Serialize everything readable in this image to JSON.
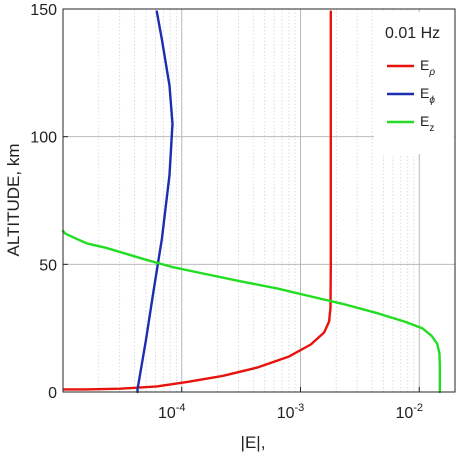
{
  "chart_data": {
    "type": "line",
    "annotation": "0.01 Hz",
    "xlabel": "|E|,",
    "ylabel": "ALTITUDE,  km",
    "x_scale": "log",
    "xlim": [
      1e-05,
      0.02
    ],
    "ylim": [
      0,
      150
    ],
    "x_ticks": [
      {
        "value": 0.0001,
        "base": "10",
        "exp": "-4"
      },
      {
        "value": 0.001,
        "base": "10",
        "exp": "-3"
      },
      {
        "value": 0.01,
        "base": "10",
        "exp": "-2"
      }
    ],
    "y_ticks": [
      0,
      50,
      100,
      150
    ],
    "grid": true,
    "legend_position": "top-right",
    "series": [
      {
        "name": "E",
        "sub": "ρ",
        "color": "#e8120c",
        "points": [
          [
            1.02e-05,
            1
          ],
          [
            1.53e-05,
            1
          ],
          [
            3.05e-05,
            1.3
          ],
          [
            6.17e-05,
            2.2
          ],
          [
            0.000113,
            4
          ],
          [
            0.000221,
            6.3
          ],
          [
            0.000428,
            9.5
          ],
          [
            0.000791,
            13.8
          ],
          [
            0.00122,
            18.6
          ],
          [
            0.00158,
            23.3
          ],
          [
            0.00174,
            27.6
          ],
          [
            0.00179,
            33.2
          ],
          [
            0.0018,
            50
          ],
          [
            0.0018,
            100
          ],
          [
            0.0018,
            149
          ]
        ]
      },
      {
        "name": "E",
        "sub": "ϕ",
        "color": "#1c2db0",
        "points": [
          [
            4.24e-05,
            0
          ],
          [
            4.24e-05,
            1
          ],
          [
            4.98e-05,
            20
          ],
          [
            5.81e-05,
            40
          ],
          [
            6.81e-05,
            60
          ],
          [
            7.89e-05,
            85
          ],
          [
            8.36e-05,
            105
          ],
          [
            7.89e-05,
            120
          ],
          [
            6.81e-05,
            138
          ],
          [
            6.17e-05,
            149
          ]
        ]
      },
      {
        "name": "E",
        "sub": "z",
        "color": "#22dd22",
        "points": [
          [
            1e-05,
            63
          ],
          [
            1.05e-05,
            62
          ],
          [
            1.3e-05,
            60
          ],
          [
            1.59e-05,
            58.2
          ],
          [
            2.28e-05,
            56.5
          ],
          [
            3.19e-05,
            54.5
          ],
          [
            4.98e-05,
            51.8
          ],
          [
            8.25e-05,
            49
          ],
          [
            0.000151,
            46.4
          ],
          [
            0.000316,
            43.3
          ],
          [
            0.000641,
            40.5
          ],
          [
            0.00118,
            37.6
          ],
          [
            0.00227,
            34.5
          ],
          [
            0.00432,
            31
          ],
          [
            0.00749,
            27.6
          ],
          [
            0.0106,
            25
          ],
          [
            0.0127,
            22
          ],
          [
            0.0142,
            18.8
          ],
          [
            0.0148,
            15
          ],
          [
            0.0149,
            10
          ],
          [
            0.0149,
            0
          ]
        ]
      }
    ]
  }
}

══════

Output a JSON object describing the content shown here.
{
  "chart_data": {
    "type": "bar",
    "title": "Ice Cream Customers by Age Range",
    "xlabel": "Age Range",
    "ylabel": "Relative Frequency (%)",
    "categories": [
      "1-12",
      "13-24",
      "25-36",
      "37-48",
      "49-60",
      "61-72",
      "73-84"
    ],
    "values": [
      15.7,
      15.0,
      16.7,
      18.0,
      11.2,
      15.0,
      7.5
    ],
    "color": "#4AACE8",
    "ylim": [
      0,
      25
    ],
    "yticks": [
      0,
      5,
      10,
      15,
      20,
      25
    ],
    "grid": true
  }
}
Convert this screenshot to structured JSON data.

══════

◆ Request ◆
Can you repeat, word for word, every line above from the one containing "Output a JSON" down to the one containing "Convert this screenshot", including both?

◆ Solution below ◆
Output a JSON object describing the content shown here.
{
  "chart_data": {
    "type": "bar",
    "title": "Ice Cream Customers by Age Range",
    "xlabel": "Age Range",
    "ylabel": "Relative Frequency (%)",
    "categories": [
      "1-12",
      "13-24",
      "25-36",
      "37-48",
      "49-60",
      "61-72",
      "73-84"
    ],
    "values": [
      15.7,
      15.0,
      16.7,
      18.0,
      11.2,
      15.0,
      7.5
    ],
    "color": "#4AACE8",
    "ylim": [
      0,
      25
    ],
    "yticks": [
      0,
      5,
      10,
      15,
      20,
      25
    ],
    "grid": true
  }
}
Convert this screenshot to structured JSON data.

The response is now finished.